— START AVAILABLE RECORDS —
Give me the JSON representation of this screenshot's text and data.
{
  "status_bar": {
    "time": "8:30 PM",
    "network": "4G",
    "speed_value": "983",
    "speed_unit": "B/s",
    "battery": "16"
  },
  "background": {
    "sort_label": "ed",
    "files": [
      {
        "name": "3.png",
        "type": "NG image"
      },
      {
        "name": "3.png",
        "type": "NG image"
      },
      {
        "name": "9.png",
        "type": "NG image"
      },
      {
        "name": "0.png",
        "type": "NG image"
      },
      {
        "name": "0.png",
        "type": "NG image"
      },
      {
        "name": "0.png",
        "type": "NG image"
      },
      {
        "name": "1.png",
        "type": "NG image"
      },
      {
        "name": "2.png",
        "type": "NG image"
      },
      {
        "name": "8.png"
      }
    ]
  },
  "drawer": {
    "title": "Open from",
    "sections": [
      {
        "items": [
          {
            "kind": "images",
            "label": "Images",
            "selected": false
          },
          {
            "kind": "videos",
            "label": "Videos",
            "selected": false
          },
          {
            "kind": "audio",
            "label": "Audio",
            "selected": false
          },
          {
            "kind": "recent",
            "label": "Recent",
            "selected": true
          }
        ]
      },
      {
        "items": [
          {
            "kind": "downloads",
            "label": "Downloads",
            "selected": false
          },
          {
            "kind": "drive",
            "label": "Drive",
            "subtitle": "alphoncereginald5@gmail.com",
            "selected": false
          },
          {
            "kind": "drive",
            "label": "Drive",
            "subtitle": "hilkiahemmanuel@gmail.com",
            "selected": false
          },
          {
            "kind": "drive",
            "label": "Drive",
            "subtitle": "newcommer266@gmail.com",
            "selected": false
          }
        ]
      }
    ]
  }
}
— END AVAILABLE RECORDS —
PROBLEM:
The records above should all be quoted exactly, please.

TASK RESULT:
Give me the JSON representation of this screenshot's text and data.
{
  "status_bar": {
    "time": "8:30 PM",
    "network": "4G",
    "speed_value": "983",
    "speed_unit": "B/s",
    "battery": "16"
  },
  "background": {
    "sort_label": "ed",
    "files": [
      {
        "name": "3.png",
        "type": "NG image"
      },
      {
        "name": "3.png",
        "type": "NG image"
      },
      {
        "name": "9.png",
        "type": "NG image"
      },
      {
        "name": "0.png",
        "type": "NG image"
      },
      {
        "name": "0.png",
        "type": "NG image"
      },
      {
        "name": "0.png",
        "type": "NG image"
      },
      {
        "name": "1.png",
        "type": "NG image"
      },
      {
        "name": "2.png",
        "type": "NG image"
      },
      {
        "name": "8.png"
      }
    ]
  },
  "drawer": {
    "title": "Open from",
    "sections": [
      {
        "items": [
          {
            "kind": "images",
            "label": "Images",
            "selected": false
          },
          {
            "kind": "videos",
            "label": "Videos",
            "selected": false
          },
          {
            "kind": "audio",
            "label": "Audio",
            "selected": false
          },
          {
            "kind": "recent",
            "label": "Recent",
            "selected": true
          }
        ]
      },
      {
        "items": [
          {
            "kind": "downloads",
            "label": "Downloads",
            "selected": false
          },
          {
            "kind": "drive",
            "label": "Drive",
            "subtitle": "alphoncereginald5@gmail.com",
            "selected": false
          },
          {
            "kind": "drive",
            "label": "Drive",
            "subtitle": "hilkiahemmanuel@gmail.com",
            "selected": false
          },
          {
            "kind": "drive",
            "label": "Drive",
            "subtitle": "newcommer266@gmail.com",
            "selected": false
          }
        ]
      }
    ]
  }
}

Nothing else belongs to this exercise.